PROBLEM DETAILS. Copy every line of the data in which the word "мрачный" occurs.

=== TASK DATA ===

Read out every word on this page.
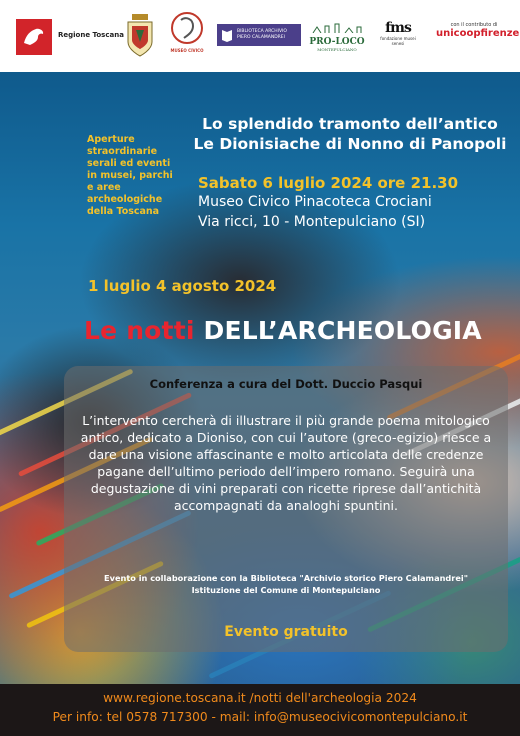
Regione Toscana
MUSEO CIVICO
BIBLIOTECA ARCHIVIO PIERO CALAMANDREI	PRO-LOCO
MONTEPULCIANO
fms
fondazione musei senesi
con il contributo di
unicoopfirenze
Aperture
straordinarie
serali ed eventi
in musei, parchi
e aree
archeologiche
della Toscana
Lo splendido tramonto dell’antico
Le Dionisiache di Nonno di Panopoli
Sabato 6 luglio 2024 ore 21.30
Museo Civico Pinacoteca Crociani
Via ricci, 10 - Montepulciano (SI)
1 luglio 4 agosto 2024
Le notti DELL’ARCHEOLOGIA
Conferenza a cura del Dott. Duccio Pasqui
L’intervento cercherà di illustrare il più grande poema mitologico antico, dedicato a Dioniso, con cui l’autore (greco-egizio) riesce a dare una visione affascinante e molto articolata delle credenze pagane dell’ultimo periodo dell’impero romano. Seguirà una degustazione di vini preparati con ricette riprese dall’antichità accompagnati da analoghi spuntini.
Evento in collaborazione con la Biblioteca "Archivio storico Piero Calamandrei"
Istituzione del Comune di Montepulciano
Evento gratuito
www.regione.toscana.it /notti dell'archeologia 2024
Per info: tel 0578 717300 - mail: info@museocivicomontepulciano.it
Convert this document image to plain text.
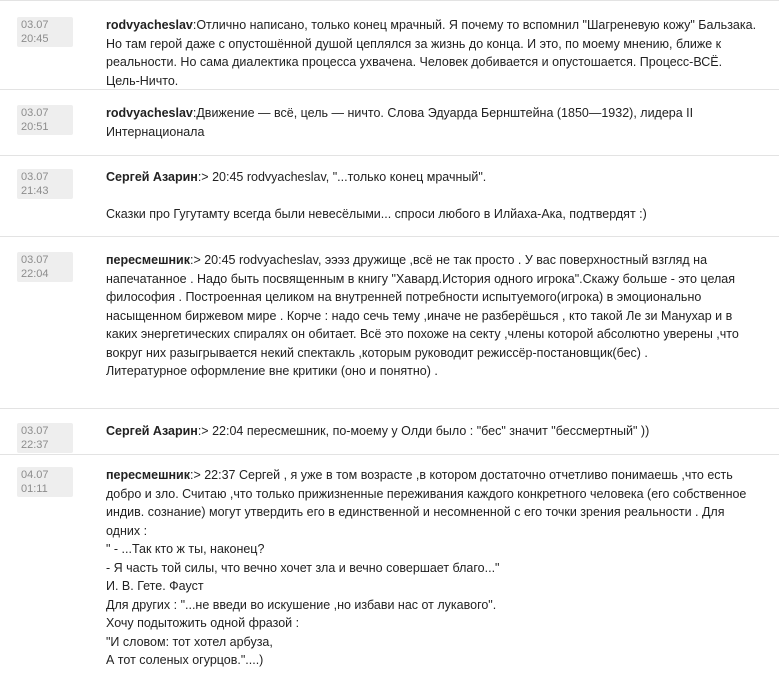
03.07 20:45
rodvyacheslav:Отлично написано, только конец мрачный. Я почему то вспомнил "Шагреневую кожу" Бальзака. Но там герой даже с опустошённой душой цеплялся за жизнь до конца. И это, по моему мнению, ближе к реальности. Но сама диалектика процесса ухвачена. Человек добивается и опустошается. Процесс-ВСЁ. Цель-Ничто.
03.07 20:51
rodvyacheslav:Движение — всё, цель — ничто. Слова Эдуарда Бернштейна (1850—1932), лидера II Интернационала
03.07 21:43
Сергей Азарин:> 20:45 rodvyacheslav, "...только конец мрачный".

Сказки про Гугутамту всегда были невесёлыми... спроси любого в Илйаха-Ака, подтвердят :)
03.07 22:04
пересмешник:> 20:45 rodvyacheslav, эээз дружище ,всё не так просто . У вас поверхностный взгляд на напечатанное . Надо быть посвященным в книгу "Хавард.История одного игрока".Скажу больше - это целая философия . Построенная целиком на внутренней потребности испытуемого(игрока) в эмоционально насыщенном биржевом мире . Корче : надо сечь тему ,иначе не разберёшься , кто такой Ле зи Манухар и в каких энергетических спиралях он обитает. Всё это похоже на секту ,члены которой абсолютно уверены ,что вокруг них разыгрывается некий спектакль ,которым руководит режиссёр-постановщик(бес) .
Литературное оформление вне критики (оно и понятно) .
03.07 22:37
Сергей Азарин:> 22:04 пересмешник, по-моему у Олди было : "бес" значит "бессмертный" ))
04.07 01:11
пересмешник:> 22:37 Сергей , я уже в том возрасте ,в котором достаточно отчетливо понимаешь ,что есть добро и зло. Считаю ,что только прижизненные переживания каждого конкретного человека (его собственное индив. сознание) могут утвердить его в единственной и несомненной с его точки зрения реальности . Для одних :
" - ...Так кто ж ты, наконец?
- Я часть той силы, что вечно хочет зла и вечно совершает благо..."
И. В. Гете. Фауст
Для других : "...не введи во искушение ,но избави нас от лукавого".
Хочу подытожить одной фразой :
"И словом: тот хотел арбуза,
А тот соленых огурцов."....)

===
=== TASK DATA ===

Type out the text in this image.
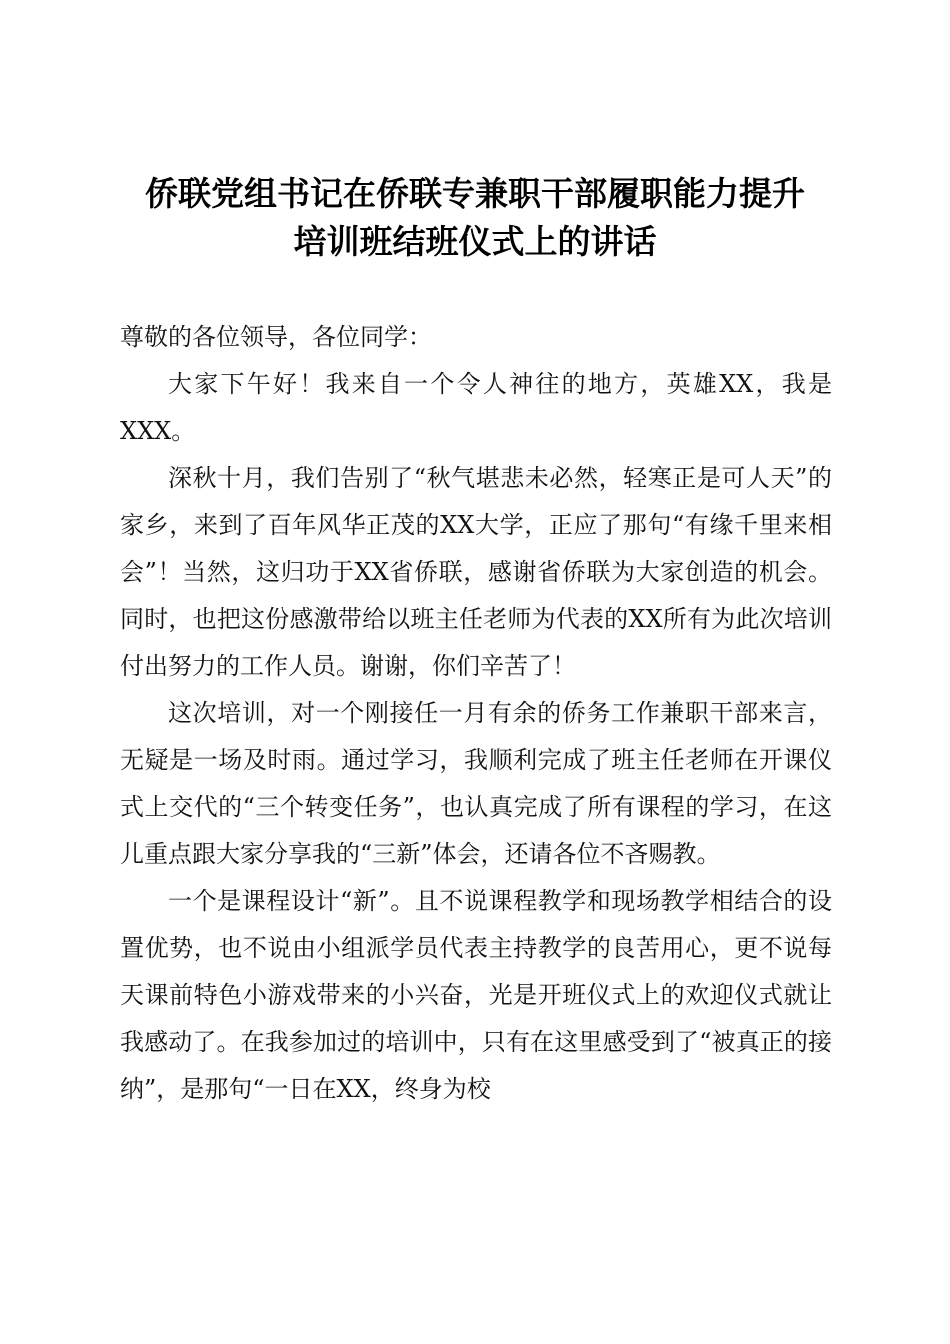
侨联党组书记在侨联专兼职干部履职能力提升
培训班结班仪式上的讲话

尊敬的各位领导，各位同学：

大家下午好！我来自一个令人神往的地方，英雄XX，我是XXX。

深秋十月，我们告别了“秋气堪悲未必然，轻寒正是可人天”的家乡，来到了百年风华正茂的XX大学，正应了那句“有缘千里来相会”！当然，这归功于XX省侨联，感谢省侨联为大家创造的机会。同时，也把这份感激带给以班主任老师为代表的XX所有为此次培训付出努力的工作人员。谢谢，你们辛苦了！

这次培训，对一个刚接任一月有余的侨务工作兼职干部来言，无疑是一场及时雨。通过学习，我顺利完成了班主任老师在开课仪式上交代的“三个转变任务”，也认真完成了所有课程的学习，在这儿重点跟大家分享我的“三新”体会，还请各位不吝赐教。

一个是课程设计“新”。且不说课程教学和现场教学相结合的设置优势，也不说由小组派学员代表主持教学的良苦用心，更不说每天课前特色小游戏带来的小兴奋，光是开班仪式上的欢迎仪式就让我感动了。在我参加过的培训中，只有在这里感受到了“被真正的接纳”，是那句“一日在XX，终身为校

===

EXERCISE RESULT.
rodvyacheslav:Отлично написано, только конец мрачный. Я почему то вспомнил "Шагреневую кожу" Бальзака. Но там герой даже с опустошённой душой цеплялся за жизнь до конца. И это, по моему мнению, ближе к реальности. Но сама диалектика процесса ухвачена. Человек добивается и опустошается. Процесс-ВСЁ. Цель-Ничто.
Сергей Азарин:> 20:45 rodvyacheslav, "...только конец мрачный".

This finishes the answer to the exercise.